* **Do this**: Retype each entry below, keeping every character the same.

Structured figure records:
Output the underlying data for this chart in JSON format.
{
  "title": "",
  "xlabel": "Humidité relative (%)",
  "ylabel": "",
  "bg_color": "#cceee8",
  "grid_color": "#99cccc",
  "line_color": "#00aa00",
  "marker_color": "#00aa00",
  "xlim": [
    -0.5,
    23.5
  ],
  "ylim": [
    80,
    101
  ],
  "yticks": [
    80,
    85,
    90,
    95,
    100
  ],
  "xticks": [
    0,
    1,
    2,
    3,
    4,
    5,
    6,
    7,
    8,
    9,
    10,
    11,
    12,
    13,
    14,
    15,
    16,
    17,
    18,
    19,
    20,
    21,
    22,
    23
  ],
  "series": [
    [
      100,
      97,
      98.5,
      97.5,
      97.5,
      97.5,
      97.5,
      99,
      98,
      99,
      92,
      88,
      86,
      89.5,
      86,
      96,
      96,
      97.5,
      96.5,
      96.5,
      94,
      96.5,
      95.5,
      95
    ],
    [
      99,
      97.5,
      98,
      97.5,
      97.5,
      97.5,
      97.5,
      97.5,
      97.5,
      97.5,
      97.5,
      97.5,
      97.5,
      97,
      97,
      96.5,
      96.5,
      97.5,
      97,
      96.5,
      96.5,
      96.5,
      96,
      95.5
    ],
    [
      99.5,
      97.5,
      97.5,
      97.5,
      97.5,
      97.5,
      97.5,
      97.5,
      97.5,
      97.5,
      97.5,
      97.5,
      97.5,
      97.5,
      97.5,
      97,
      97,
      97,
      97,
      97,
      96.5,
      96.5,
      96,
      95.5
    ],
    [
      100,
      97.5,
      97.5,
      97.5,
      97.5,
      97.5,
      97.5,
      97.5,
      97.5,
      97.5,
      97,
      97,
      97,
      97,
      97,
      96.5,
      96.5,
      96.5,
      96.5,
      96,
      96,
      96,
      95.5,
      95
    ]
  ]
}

* **Final answer**:
Output the underlying data for this chart in JSON format.
{
  "title": "",
  "xlabel": "Humidité relative (%)",
  "ylabel": "",
  "bg_color": "#cceee8",
  "grid_color": "#99cccc",
  "line_color": "#00aa00",
  "marker_color": "#00aa00",
  "xlim": [
    -0.5,
    23.5
  ],
  "ylim": [
    80,
    101
  ],
  "yticks": [
    80,
    85,
    90,
    95,
    100
  ],
  "xticks": [
    0,
    1,
    2,
    3,
    4,
    5,
    6,
    7,
    8,
    9,
    10,
    11,
    12,
    13,
    14,
    15,
    16,
    17,
    18,
    19,
    20,
    21,
    22,
    23
  ],
  "series": [
    [
      100,
      97,
      98.5,
      97.5,
      97.5,
      97.5,
      97.5,
      99,
      98,
      99,
      92,
      88,
      86,
      89.5,
      86,
      96,
      96,
      97.5,
      96.5,
      96.5,
      94,
      96.5,
      95.5,
      95
    ],
    [
      99,
      97.5,
      98,
      97.5,
      97.5,
      97.5,
      97.5,
      97.5,
      97.5,
      97.5,
      97.5,
      97.5,
      97.5,
      97,
      97,
      96.5,
      96.5,
      97.5,
      97,
      96.5,
      96.5,
      96.5,
      96,
      95.5
    ],
    [
      99.5,
      97.5,
      97.5,
      97.5,
      97.5,
      97.5,
      97.5,
      97.5,
      97.5,
      97.5,
      97.5,
      97.5,
      97.5,
      97.5,
      97.5,
      97,
      97,
      97,
      97,
      97,
      96.5,
      96.5,
      96,
      95.5
    ],
    [
      100,
      97.5,
      97.5,
      97.5,
      97.5,
      97.5,
      97.5,
      97.5,
      97.5,
      97.5,
      97,
      97,
      97,
      97,
      97,
      96.5,
      96.5,
      96.5,
      96.5,
      96,
      96,
      96,
      95.5,
      95
    ]
  ]
}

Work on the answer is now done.